YOUR GOAL: From the listing that follows, extract every line and set it down unaltered.

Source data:
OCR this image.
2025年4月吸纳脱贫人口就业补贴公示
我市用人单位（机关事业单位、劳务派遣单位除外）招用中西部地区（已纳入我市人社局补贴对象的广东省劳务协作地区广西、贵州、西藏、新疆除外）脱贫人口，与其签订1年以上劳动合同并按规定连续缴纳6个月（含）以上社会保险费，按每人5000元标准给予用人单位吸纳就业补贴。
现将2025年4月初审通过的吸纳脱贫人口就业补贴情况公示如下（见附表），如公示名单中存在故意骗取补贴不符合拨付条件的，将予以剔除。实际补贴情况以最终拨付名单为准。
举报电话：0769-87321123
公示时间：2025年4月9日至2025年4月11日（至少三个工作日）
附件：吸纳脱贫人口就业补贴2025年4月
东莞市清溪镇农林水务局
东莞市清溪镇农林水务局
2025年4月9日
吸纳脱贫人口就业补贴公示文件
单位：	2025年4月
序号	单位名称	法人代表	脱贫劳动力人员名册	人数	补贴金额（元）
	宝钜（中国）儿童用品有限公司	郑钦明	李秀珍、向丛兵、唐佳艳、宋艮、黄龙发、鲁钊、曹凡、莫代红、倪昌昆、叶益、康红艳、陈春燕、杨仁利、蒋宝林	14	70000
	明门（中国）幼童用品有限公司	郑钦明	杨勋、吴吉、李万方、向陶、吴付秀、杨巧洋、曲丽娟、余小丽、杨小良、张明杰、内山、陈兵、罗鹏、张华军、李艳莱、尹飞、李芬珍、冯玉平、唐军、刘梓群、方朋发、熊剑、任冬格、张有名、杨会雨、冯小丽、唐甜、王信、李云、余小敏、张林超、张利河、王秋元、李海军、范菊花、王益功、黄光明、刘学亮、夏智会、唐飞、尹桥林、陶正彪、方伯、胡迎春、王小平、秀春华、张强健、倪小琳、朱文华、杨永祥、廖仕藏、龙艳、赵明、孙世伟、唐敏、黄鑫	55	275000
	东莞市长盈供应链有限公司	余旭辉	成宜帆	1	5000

SOLUTION TO THIS PROBLEM:
OCR this image.
2025年4月吸纳脱贫人口就业补贴公示
我市用人单位（机关事业单位、劳务派遣单位除外）招用中西部地区（已纳入我市人社局补贴对象的广东省劳务协作地区广西、贵州、西藏、新疆除外）脱贫人口，与其签订1年以上劳动合同并按规定连续缴纳6个月（含）以上社会保险费，按每人5000元标准给予用人单位吸纳就业补贴。
现将2025年4月初审通过的吸纳脱贫人口就业补贴情况公示如下（见附表），如公示名单中存在故意骗取补贴不符合拨付条件的，将予以剔除。实际补贴情况以最终拨付名单为准。
举报电话：0769-87321123
公示时间：2025年4月9日至2025年4月11日（至少三个工作日）
附件：吸纳脱贫人口就业补贴2025年4月
东莞市清溪镇农林水务局
东莞市清溪镇农林水务局
2025年4月9日
吸纳脱贫人口就业补贴公示文件
单位：	2025年4月
序号	单位名称	法人代表	脱贫劳动力人员名册	人数	补贴金额（元）
	宝钜（中国）儿童用品有限公司	郑钦明	李秀珍、向丛兵、唐佳艳、宋艮、黄龙发、鲁钊、曹凡、莫代红、倪昌昆、叶益、康红艳、陈春燕、杨仁利、蒋宝林	14	70000
	明门（中国）幼童用品有限公司	郑钦明	杨勋、吴吉、李万方、向陶、吴付秀、杨巧洋、曲丽娟、余小丽、杨小良、张明杰、内山、陈兵、罗鹏、张华军、李艳莱、尹飞、李芬珍、冯玉平、唐军、刘梓群、方朋发、熊剑、任冬格、张有名、杨会雨、冯小丽、唐甜、王信、李云、余小敏、张林超、张利河、王秋元、李海军、范菊花、王益功、黄光明、刘学亮、夏智会、唐飞、尹桥林、陶正彪、方伯、胡迎春、王小平、秀春华、张强健、倪小琳、朱文华、杨永祥、廖仕藏、龙艳、赵明、孙世伟、唐敏、黄鑫	55	275000
	东莞市长盈供应链有限公司	余旭辉	成宜帆	1	5000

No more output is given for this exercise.